►
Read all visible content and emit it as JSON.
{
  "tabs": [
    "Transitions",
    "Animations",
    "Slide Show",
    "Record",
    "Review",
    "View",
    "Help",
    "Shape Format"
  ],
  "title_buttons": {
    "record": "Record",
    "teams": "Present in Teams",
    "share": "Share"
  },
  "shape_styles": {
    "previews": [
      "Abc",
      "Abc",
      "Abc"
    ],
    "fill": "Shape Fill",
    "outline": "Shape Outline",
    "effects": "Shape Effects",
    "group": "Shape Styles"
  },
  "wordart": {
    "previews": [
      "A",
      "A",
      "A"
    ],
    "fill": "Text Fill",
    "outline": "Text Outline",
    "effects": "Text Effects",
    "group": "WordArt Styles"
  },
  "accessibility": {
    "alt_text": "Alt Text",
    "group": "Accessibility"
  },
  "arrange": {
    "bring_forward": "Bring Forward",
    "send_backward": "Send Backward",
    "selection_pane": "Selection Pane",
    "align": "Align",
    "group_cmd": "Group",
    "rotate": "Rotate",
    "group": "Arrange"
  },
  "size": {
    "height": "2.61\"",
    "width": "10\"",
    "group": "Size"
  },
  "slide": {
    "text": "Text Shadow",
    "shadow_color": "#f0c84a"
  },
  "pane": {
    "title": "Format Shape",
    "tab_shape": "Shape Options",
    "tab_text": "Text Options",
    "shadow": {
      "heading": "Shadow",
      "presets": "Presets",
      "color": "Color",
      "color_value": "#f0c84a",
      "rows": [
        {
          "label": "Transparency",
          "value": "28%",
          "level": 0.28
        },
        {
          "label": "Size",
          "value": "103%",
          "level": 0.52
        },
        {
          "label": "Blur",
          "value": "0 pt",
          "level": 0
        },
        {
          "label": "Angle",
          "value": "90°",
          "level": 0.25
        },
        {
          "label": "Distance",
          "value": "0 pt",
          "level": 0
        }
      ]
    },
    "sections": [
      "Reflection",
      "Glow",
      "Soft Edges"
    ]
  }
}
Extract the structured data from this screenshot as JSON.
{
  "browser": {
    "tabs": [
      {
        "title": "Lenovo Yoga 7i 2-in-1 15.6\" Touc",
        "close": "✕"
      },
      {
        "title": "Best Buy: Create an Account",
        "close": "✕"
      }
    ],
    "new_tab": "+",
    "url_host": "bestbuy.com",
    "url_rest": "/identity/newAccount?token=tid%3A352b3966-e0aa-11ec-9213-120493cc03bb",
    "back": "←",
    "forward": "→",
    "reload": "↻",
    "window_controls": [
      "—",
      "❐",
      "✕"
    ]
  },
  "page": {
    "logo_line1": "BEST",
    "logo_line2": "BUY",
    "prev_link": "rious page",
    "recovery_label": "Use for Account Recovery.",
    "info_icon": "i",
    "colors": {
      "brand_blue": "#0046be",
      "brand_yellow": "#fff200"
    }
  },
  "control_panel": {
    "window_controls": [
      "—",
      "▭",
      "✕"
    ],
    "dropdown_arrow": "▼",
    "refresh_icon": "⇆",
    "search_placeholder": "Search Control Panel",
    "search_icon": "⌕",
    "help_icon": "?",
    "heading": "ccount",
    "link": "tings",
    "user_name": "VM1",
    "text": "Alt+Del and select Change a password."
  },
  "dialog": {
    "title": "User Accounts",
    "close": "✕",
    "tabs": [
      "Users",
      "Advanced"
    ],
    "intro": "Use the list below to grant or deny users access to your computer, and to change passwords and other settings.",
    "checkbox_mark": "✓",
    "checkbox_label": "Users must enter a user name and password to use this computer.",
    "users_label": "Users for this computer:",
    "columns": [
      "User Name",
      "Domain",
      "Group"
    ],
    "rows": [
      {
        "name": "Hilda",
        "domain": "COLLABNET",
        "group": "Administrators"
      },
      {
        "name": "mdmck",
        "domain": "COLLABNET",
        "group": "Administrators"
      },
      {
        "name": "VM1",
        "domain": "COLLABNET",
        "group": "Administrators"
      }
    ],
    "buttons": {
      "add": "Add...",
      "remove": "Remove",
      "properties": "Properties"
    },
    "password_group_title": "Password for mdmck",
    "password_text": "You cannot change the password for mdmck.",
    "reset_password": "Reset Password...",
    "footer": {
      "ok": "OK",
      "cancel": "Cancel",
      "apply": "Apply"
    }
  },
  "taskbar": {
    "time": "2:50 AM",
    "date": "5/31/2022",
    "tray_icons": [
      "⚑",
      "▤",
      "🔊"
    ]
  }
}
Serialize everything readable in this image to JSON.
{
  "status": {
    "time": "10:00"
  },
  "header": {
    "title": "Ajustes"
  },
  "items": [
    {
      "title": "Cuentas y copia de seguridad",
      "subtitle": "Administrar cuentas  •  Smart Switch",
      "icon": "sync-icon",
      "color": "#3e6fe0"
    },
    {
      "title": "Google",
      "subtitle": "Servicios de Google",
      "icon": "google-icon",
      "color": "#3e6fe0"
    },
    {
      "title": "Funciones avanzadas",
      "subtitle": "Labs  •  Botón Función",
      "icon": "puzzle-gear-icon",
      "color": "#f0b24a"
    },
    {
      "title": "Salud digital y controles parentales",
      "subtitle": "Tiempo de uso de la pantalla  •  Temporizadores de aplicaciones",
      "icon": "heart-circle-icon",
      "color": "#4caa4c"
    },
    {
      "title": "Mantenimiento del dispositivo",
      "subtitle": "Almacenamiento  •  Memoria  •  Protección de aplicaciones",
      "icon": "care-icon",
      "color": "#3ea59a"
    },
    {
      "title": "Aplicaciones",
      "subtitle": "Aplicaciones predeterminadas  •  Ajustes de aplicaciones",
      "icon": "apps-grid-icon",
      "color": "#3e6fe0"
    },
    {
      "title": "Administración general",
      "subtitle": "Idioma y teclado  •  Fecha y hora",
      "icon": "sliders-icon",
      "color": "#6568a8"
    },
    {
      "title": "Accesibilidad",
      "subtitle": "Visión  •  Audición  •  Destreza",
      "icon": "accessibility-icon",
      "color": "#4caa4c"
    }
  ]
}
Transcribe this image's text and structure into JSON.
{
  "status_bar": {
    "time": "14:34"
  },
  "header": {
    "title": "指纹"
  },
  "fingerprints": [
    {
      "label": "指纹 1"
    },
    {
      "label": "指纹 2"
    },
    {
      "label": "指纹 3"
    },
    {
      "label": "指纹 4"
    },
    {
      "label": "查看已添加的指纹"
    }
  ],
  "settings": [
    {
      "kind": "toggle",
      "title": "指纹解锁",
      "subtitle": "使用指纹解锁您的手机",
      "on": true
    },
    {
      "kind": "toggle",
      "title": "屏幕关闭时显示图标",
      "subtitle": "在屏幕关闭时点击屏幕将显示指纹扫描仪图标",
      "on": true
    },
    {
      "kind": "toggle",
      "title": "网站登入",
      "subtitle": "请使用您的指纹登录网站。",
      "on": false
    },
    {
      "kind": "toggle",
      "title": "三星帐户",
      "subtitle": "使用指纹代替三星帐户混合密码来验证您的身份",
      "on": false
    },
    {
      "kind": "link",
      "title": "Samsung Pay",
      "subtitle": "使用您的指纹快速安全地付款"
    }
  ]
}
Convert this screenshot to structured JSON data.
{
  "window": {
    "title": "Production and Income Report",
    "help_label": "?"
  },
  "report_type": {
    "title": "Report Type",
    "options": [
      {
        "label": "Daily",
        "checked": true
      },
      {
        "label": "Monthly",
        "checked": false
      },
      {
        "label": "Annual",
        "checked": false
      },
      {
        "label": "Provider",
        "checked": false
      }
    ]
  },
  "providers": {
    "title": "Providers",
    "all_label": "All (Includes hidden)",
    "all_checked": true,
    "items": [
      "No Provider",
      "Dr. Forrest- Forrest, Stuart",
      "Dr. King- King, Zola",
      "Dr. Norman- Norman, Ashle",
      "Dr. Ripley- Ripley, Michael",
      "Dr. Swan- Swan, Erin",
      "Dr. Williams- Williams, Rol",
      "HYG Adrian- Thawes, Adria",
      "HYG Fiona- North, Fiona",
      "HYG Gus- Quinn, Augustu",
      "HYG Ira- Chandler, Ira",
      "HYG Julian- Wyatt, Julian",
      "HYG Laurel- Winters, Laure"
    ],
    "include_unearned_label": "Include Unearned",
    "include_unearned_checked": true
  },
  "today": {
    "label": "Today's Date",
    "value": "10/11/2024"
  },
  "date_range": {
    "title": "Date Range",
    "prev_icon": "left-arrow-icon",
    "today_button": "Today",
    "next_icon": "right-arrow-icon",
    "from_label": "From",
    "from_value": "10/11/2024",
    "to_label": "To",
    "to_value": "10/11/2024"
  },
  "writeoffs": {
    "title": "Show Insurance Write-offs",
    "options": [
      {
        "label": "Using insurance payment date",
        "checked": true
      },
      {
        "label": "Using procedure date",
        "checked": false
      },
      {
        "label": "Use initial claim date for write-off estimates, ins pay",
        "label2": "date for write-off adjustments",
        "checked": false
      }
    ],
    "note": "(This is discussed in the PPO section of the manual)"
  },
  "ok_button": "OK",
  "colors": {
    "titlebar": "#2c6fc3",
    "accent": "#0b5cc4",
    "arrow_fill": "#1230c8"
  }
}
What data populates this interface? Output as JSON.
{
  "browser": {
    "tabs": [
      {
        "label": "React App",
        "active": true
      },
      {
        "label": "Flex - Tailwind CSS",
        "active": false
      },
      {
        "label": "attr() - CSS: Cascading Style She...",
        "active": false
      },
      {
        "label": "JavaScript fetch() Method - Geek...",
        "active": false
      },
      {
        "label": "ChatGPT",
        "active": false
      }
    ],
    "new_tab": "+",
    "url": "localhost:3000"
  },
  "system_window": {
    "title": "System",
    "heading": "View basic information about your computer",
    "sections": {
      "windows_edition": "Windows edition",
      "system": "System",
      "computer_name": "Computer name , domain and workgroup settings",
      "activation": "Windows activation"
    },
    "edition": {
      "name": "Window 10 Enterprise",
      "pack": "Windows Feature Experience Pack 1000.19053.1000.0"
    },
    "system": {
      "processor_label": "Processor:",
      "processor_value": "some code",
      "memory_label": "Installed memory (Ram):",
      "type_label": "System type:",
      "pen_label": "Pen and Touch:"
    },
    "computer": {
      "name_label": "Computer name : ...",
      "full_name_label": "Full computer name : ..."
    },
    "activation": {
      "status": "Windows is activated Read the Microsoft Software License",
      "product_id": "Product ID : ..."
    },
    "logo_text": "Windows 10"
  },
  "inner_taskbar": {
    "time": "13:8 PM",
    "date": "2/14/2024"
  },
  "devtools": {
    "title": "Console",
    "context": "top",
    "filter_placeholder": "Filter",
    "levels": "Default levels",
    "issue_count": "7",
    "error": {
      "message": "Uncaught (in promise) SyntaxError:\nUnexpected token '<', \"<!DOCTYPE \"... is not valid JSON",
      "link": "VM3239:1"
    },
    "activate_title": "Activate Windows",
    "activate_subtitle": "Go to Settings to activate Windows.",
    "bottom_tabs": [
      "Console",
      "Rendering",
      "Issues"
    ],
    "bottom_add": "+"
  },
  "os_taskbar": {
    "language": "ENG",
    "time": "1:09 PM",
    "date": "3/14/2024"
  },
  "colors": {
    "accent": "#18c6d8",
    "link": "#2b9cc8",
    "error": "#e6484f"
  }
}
◄
▶ **Task**
Search the data for the string "activation" and copy each line where it appears.

▶ **Solution to this exercise**
      "activation": "Windows activation"
    "activation": {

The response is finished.